* **Given problem**
Output the data below in full, character for character.

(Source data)
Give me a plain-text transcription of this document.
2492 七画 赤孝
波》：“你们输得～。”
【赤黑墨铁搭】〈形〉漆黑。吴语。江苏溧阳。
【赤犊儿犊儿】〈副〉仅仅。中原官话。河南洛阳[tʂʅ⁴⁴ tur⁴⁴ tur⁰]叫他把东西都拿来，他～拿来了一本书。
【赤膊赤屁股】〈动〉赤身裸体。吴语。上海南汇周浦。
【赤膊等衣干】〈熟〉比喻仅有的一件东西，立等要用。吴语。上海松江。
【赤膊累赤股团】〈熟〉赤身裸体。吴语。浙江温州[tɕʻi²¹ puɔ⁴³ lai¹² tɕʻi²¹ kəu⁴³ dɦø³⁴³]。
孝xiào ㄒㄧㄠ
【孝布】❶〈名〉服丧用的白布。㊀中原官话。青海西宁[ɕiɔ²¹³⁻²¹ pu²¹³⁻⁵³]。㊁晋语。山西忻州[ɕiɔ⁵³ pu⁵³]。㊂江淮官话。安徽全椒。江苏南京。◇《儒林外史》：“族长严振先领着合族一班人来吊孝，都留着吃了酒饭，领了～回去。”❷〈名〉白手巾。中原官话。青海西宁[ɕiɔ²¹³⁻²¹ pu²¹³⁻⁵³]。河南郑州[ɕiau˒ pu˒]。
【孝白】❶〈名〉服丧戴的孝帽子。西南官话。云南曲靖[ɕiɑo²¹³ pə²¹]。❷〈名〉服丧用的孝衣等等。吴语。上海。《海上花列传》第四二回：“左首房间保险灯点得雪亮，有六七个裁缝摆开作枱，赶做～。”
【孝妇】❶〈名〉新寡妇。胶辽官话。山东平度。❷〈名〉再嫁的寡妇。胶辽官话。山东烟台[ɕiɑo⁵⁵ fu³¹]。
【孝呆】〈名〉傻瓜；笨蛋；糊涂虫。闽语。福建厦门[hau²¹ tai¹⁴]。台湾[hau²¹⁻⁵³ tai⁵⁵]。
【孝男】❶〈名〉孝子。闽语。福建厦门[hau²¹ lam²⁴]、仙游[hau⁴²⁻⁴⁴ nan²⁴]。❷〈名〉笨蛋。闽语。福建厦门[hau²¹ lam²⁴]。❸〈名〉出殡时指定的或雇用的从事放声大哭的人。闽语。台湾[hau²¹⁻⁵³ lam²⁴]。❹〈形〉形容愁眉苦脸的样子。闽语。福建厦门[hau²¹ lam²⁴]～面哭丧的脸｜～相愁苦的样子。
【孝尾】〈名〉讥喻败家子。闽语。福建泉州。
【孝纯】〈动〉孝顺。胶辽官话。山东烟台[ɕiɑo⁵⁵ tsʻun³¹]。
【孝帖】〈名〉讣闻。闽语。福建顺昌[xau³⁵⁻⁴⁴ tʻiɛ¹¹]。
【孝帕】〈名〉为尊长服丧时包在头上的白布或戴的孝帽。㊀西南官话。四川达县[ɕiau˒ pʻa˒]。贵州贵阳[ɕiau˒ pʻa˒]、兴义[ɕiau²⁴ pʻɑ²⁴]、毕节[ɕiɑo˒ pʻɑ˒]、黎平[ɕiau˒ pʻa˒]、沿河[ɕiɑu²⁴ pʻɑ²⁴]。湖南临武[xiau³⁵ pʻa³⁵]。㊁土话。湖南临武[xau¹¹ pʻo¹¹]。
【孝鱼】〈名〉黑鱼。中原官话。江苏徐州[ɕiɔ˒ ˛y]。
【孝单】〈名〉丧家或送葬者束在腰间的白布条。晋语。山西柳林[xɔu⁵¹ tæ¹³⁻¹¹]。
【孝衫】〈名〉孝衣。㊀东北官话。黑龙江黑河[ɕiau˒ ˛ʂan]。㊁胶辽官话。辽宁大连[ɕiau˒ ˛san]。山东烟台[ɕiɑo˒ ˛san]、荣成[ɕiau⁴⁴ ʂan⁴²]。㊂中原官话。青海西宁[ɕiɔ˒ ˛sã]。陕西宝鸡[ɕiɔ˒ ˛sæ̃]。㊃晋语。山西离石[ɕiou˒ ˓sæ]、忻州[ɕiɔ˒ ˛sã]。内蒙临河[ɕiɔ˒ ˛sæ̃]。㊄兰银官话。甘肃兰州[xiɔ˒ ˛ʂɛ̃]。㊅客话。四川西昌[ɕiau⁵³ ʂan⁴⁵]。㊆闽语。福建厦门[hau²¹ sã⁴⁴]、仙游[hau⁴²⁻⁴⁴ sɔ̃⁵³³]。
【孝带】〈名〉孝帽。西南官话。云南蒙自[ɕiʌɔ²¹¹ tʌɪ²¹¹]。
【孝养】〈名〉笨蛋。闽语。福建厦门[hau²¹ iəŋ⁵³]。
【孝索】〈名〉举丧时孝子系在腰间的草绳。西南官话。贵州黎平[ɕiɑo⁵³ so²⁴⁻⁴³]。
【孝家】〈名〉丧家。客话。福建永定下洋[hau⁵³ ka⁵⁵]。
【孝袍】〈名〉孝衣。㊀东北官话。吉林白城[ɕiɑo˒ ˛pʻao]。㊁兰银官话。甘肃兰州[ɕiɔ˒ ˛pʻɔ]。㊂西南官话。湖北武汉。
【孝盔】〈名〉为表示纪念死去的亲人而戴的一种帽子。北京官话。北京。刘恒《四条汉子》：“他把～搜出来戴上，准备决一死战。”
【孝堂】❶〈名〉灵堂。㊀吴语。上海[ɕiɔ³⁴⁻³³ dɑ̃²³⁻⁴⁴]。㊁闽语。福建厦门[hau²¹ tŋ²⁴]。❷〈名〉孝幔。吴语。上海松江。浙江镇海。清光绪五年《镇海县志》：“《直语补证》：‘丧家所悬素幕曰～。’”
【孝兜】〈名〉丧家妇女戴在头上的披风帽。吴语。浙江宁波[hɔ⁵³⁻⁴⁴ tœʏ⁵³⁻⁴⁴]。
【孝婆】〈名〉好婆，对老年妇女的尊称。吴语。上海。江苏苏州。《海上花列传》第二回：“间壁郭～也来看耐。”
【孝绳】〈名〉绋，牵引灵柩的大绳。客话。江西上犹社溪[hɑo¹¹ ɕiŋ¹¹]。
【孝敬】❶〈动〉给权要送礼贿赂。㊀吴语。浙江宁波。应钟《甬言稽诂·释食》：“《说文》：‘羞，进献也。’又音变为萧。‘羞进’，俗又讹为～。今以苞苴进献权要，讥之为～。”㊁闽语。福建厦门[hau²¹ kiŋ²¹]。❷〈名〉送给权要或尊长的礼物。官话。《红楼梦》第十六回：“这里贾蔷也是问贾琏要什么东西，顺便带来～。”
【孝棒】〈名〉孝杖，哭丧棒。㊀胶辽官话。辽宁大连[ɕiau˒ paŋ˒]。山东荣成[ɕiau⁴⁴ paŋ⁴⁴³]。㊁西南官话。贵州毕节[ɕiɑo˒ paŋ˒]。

* **Result for this exercise**
Give me a plain-text transcription of this document.
2492 七画 赤孝
波》：“你们输得～。”
【赤黑墨铁搭】〈形〉漆黑。吴语。江苏溧阳。
【赤犊儿犊儿】〈副〉仅仅。中原官话。河南洛阳[tʂʅ⁴⁴ tur⁴⁴ tur⁰]叫他把东西都拿来，他～拿来了一本书。
【赤膊赤屁股】〈动〉赤身裸体。吴语。上海南汇周浦。
【赤膊等衣干】〈熟〉比喻仅有的一件东西，立等要用。吴语。上海松江。
【赤膊累赤股团】〈熟〉赤身裸体。吴语。浙江温州[tɕʻi²¹ puɔ⁴³ lai¹² tɕʻi²¹ kəu⁴³ dɦø³⁴³]。
孝xiào ㄒㄧㄠ
【孝布】❶〈名〉服丧用的白布。㊀中原官话。青海西宁[ɕiɔ²¹³⁻²¹ pu²¹³⁻⁵³]。㊁晋语。山西忻州[ɕiɔ⁵³ pu⁵³]。㊂江淮官话。安徽全椒。江苏南京。◇《儒林外史》：“族长严振先领着合族一班人来吊孝，都留着吃了酒饭，领了～回去。”❷〈名〉白手巾。中原官话。青海西宁[ɕiɔ²¹³⁻²¹ pu²¹³⁻⁵³]。河南郑州[ɕiau˒ pu˒]。
【孝白】❶〈名〉服丧戴的孝帽子。西南官话。云南曲靖[ɕiɑo²¹³ pə²¹]。❷〈名〉服丧用的孝衣等等。吴语。上海。《海上花列传》第四二回：“左首房间保险灯点得雪亮，有六七个裁缝摆开作枱，赶做～。”
【孝妇】❶〈名〉新寡妇。胶辽官话。山东平度。❷〈名〉再嫁的寡妇。胶辽官话。山东烟台[ɕiɑo⁵⁵ fu³¹]。
【孝呆】〈名〉傻瓜；笨蛋；糊涂虫。闽语。福建厦门[hau²¹ tai¹⁴]。台湾[hau²¹⁻⁵³ tai⁵⁵]。
【孝男】❶〈名〉孝子。闽语。福建厦门[hau²¹ lam²⁴]、仙游[hau⁴²⁻⁴⁴ nan²⁴]。❷〈名〉笨蛋。闽语。福建厦门[hau²¹ lam²⁴]。❸〈名〉出殡时指定的或雇用的从事放声大哭的人。闽语。台湾[hau²¹⁻⁵³ lam²⁴]。❹〈形〉形容愁眉苦脸的样子。闽语。福建厦门[hau²¹ lam²⁴]～面哭丧的脸｜～相愁苦的样子。
【孝尾】〈名〉讥喻败家子。闽语。福建泉州。
【孝纯】〈动〉孝顺。胶辽官话。山东烟台[ɕiɑo⁵⁵ tsʻun³¹]。
【孝帖】〈名〉讣闻。闽语。福建顺昌[xau³⁵⁻⁴⁴ tʻiɛ¹¹]。
【孝帕】〈名〉为尊长服丧时包在头上的白布或戴的孝帽。㊀西南官话。四川达县[ɕiau˒ pʻa˒]。贵州贵阳[ɕiau˒ pʻa˒]、兴义[ɕiau²⁴ pʻɑ²⁴]、毕节[ɕiɑo˒ pʻɑ˒]、黎平[ɕiau˒ pʻa˒]、沿河[ɕiɑu²⁴ pʻɑ²⁴]。湖南临武[xiau³⁵ pʻa³⁵]。㊁土话。湖南临武[xau¹¹ pʻo¹¹]。
【孝鱼】〈名〉黑鱼。中原官话。江苏徐州[ɕiɔ˒ ˛y]。
【孝单】〈名〉丧家或送葬者束在腰间的白布条。晋语。山西柳林[xɔu⁵¹ tæ¹³⁻¹¹]。
【孝衫】〈名〉孝衣。㊀东北官话。黑龙江黑河[ɕiau˒ ˛ʂan]。㊁胶辽官话。辽宁大连[ɕiau˒ ˛san]。山东烟台[ɕiɑo˒ ˛san]、荣成[ɕiau⁴⁴ ʂan⁴²]。㊂中原官话。青海西宁[ɕiɔ˒ ˛sã]。陕西宝鸡[ɕiɔ˒ ˛sæ̃]。㊃晋语。山西离石[ɕiou˒ ˓sæ]、忻州[ɕiɔ˒ ˛sã]。内蒙临河[ɕiɔ˒ ˛sæ̃]。㊄兰银官话。甘肃兰州[xiɔ˒ ˛ʂɛ̃]。㊅客话。四川西昌[ɕiau⁵³ ʂan⁴⁵]。㊆闽语。福建厦门[hau²¹ sã⁴⁴]、仙游[hau⁴²⁻⁴⁴ sɔ̃⁵³³]。
【孝带】〈名〉孝帽。西南官话。云南蒙自[ɕiʌɔ²¹¹ tʌɪ²¹¹]。
【孝养】〈名〉笨蛋。闽语。福建厦门[hau²¹ iəŋ⁵³]。
【孝索】〈名〉举丧时孝子系在腰间的草绳。西南官话。贵州黎平[ɕiɑo⁵³ so²⁴⁻⁴³]。
【孝家】〈名〉丧家。客话。福建永定下洋[hau⁵³ ka⁵⁵]。
【孝袍】〈名〉孝衣。㊀东北官话。吉林白城[ɕiɑo˒ ˛pʻao]。㊁兰银官话。甘肃兰州[ɕiɔ˒ ˛pʻɔ]。㊂西南官话。湖北武汉。
【孝盔】〈名〉为表示纪念死去的亲人而戴的一种帽子。北京官话。北京。刘恒《四条汉子》：“他把～搜出来戴上，准备决一死战。”
【孝堂】❶〈名〉灵堂。㊀吴语。上海[ɕiɔ³⁴⁻³³ dɑ̃²³⁻⁴⁴]。㊁闽语。福建厦门[hau²¹ tŋ²⁴]。❷〈名〉孝幔。吴语。上海松江。浙江镇海。清光绪五年《镇海县志》：“《直语补证》：‘丧家所悬素幕曰～。’”
【孝兜】〈名〉丧家妇女戴在头上的披风帽。吴语。浙江宁波[hɔ⁵³⁻⁴⁴ tœʏ⁵³⁻⁴⁴]。
【孝婆】〈名〉好婆，对老年妇女的尊称。吴语。上海。江苏苏州。《海上花列传》第二回：“间壁郭～也来看耐。”
【孝绳】〈名〉绋，牵引灵柩的大绳。客话。江西上犹社溪[hɑo¹¹ ɕiŋ¹¹]。
【孝敬】❶〈动〉给权要送礼贿赂。㊀吴语。浙江宁波。应钟《甬言稽诂·释食》：“《说文》：‘羞，进献也。’又音变为萧。‘羞进’，俗又讹为～。今以苞苴进献权要，讥之为～。”㊁闽语。福建厦门[hau²¹ kiŋ²¹]。❷〈名〉送给权要或尊长的礼物。官话。《红楼梦》第十六回：“这里贾蔷也是问贾琏要什么东西，顺便带来～。”
【孝棒】〈名〉孝杖，哭丧棒。㊀胶辽官话。辽宁大连[ɕiau˒ paŋ˒]。山东荣成[ɕiau⁴⁴ paŋ⁴⁴³]。㊁西南官话。贵州毕节[ɕiɑo˒ paŋ˒]。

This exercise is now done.